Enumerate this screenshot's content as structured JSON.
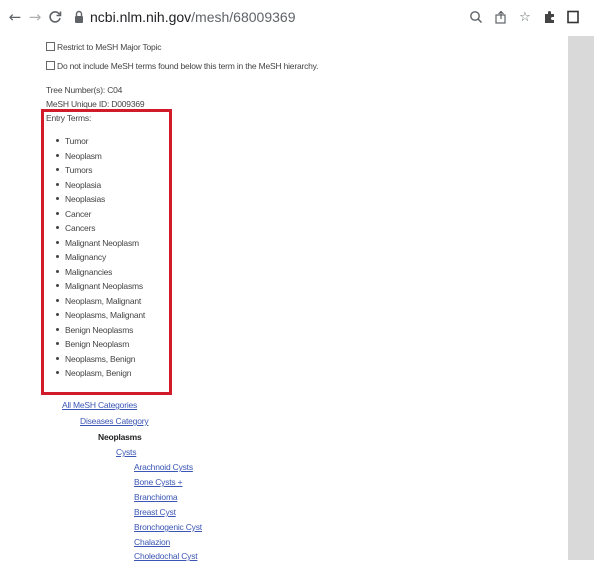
{
  "browser": {
    "url_host": "ncbi.nlm.nih.gov",
    "url_path": "/mesh/68009369"
  },
  "options": {
    "major_topic": "Restrict to MeSH Major Topic",
    "no_explode": "Do not include MeSH terms found below this term in the MeSH hierarchy."
  },
  "meta": {
    "tree_number": "Tree Number(s): C04",
    "unique_id": "MeSH Unique ID: D009369",
    "entry_terms_label": "Entry Terms:"
  },
  "entry_terms": [
    "Tumor",
    "Neoplasm",
    "Tumors",
    "Neoplasia",
    "Neoplasias",
    "Cancer",
    "Cancers",
    "Malignant Neoplasm",
    "Malignancy",
    "Malignancies",
    "Malignant Neoplasms",
    "Neoplasm, Malignant",
    "Neoplasms, Malignant",
    "Benign Neoplasms",
    "Benign Neoplasm",
    "Neoplasms, Benign",
    "Neoplasm, Benign"
  ],
  "tree": {
    "root": "All MeSH Categories",
    "category": "Diseases Category",
    "current": "Neoplasms",
    "child": "Cysts",
    "grandchildren": [
      "Arachnoid Cysts",
      "Bone Cysts +",
      "Branchioma",
      "Breast Cyst",
      "Bronchogenic Cyst",
      "Chalazion",
      "Choledochal Cyst"
    ]
  },
  "colors": {
    "highlight": "#d11a2a",
    "link": "#3b56b4"
  }
}
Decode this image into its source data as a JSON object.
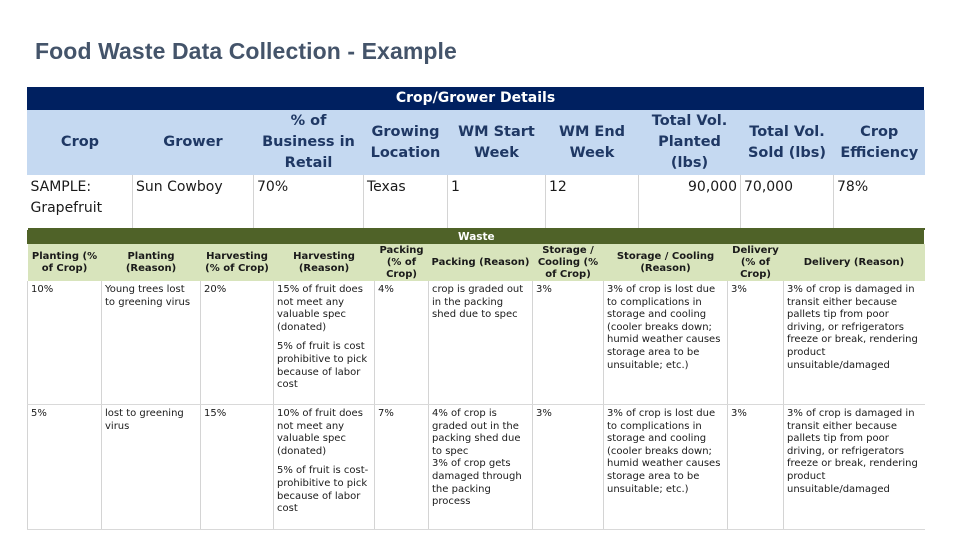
{
  "page": {
    "title": "Food Waste Data Collection - Example"
  },
  "crop_grower": {
    "section_title": "Crop/Grower Details",
    "headers": [
      "Crop",
      "Grower",
      "% of Business in Retail",
      "Growing Location",
      "WM Start Week",
      "WM End Week",
      "Total Vol. Planted (lbs)",
      "Total Vol. Sold (lbs)",
      "Crop Efficiency"
    ],
    "row": {
      "crop": "SAMPLE: Grapefruit",
      "grower": "Sun Cowboy",
      "pct_retail": "70%",
      "location": "Texas",
      "wm_start_week": "1",
      "wm_end_week": "12",
      "total_planted": "90,000",
      "total_sold": "70,000",
      "crop_efficiency": "78%"
    }
  },
  "waste": {
    "section_title": "Waste",
    "headers": [
      "Planting (% of Crop)",
      "Planting (Reason)",
      "Harvesting (% of Crop)",
      "Harvesting (Reason)",
      "Packing (% of Crop)",
      "Packing (Reason)",
      "Storage / Cooling (% of Crop)",
      "Storage / Cooling (Reason)",
      "Delivery (% of Crop)",
      "Delivery (Reason)"
    ],
    "rows": [
      {
        "planting_pct": "10%",
        "planting_reason": "Young trees lost to greening virus",
        "harvesting_pct": "20%",
        "harvesting_reason_1": "15% of fruit does not meet any valuable spec (donated)",
        "harvesting_reason_2": "5% of fruit is cost prohibitive to pick because of labor cost",
        "packing_pct": "4%",
        "packing_reason_1": "crop is graded out in the packing shed due to spec",
        "packing_reason_2": "",
        "storage_pct": "3%",
        "storage_reason": "3% of crop is lost due to complications in storage and cooling (cooler breaks down; humid weather causes storage area to be unsuitable; etc.)",
        "delivery_pct": "3%",
        "delivery_reason": "3% of crop is damaged in transit either because pallets tip from poor driving, or refrigerators freeze or break, rendering product unsuitable/damaged"
      },
      {
        "planting_pct": "5%",
        "planting_reason": "lost to greening virus",
        "harvesting_pct": "15%",
        "harvesting_reason_1": "10% of fruit does not meet any valuable spec (donated)",
        "harvesting_reason_2": "5% of fruit is cost-prohibitive to pick because of labor cost",
        "packing_pct": "7%",
        "packing_reason_1": "4% of crop is graded out in the packing shed due to spec",
        "packing_reason_2": "3% of crop gets damaged through the packing process",
        "storage_pct": "3%",
        "storage_reason": "3% of crop is lost due to complications in storage and cooling (cooler breaks down; humid weather causes storage area to be unsuitable; etc.)",
        "delivery_pct": "3%",
        "delivery_reason": "3% of crop is damaged in transit either because pallets tip from poor driving, or refrigerators freeze or break, rendering product unsuitable/damaged"
      }
    ]
  },
  "colors": {
    "title": "#44546a",
    "crop_section_bar": "#002060",
    "crop_header_bg": "#c5d9f1",
    "waste_section_bar": "#4f6228",
    "waste_header_bg": "#d8e4bc"
  }
}
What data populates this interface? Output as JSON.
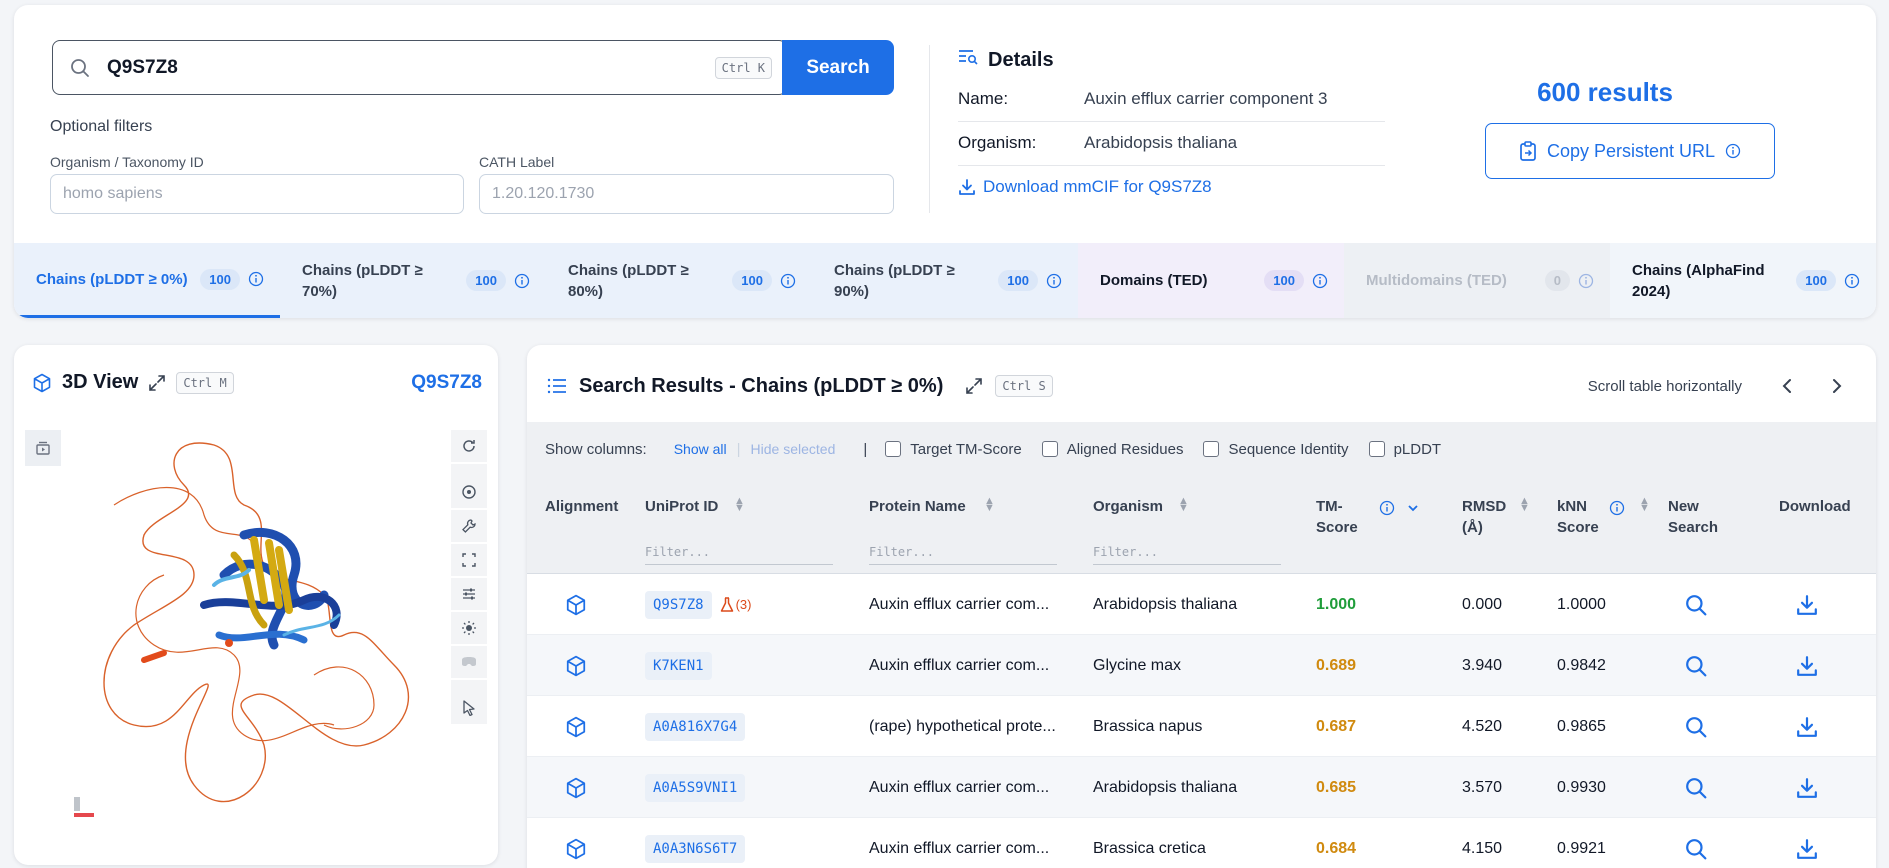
{
  "search": {
    "value": "Q9S7Z8",
    "shortcut": "Ctrl K",
    "button": "Search"
  },
  "filters": {
    "title": "Optional filters",
    "organism_label": "Organism / Taxonomy ID",
    "organism_placeholder": "homo sapiens",
    "cath_label": "CATH Label",
    "cath_placeholder": "1.20.120.1730"
  },
  "details": {
    "title": "Details",
    "name_key": "Name:",
    "name_value": "Auxin efflux carrier component 3",
    "organism_key": "Organism:",
    "organism_value": "Arabidopsis thaliana",
    "download_label": "Download mmCIF for Q9S7Z8"
  },
  "results_count": "600 results",
  "copy_url_label": "Copy Persistent URL",
  "tabs": [
    {
      "label": "Chains (pLDDT ≥ 0%)",
      "count": "100",
      "state": "active"
    },
    {
      "label": "Chains (pLDDT ≥ 70%)",
      "count": "100",
      "state": "normal"
    },
    {
      "label": "Chains (pLDDT ≥ 80%)",
      "count": "100",
      "state": "normal"
    },
    {
      "label": "Chains (pLDDT ≥ 90%)",
      "count": "100",
      "state": "normal"
    },
    {
      "label": "Domains (TED)",
      "count": "100",
      "state": "normal"
    },
    {
      "label": "Multidomains (TED)",
      "count": "0",
      "state": "disabled"
    },
    {
      "label": "Chains (AlphaFind 2024)",
      "count": "100",
      "state": "normal"
    }
  ],
  "viewer": {
    "title": "3D View",
    "shortcut": "Ctrl M",
    "protein_id": "Q9S7Z8"
  },
  "results": {
    "title": "Search Results - Chains (pLDDT ≥ 0%)",
    "shortcut": "Ctrl S",
    "scroll_hint": "Scroll table horizontally",
    "show_columns_label": "Show columns:",
    "show_all": "Show all",
    "hide_selected": "Hide selected",
    "separator": "|",
    "optional_columns": [
      "Target TM-Score",
      "Aligned Residues",
      "Sequence Identity",
      "pLDDT"
    ],
    "filter_placeholder": "Filter...",
    "headers": {
      "alignment": "Alignment",
      "uniprot": "UniProt ID",
      "protein": "Protein Name",
      "organism": "Organism",
      "tm_score": "TM-\nScore",
      "rmsd": "RMSD\n(Å)",
      "knn": "kNN\nScore",
      "new_search": "New\nSearch",
      "download": "Download"
    },
    "rows": [
      {
        "uniprot": "Q9S7Z8",
        "experimental": "(3)",
        "protein": "Auxin efflux carrier com...",
        "organism": "Arabidopsis thaliana",
        "tm": "1.000",
        "tm_color": "#1f9d3a",
        "rmsd": "0.000",
        "knn": "1.0000"
      },
      {
        "uniprot": "K7KEN1",
        "experimental": "",
        "protein": "Auxin efflux carrier com...",
        "organism": "Glycine max",
        "tm": "0.689",
        "tm_color": "#d08a0f",
        "rmsd": "3.940",
        "knn": "0.9842"
      },
      {
        "uniprot": "A0A816X7G4",
        "experimental": "",
        "protein": "(rape) hypothetical prote...",
        "organism": "Brassica napus",
        "tm": "0.687",
        "tm_color": "#d08a0f",
        "rmsd": "4.520",
        "knn": "0.9865"
      },
      {
        "uniprot": "A0A5S9VNI1",
        "experimental": "",
        "protein": "Auxin efflux carrier com...",
        "organism": "Arabidopsis thaliana",
        "tm": "0.685",
        "tm_color": "#d08a0f",
        "rmsd": "3.570",
        "knn": "0.9930"
      },
      {
        "uniprot": "A0A3N6S6T7",
        "experimental": "",
        "protein": "Auxin efflux carrier com...",
        "organism": "Brassica cretica",
        "tm": "0.684",
        "tm_color": "#d08a0f",
        "rmsd": "4.150",
        "knn": "0.9921"
      }
    ]
  },
  "colors": {
    "accent": "#1e6fe6",
    "good": "#1f9d3a",
    "mid": "#d08a0f"
  }
}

PROBLEM - Find all lines holding the word "greening" in the records above and copy them.

OUTPUT FOR THIS EXERCISE -
        "planting_reason": "Young trees lost to greening virus",
        "planting_reason": "lost to greening virus",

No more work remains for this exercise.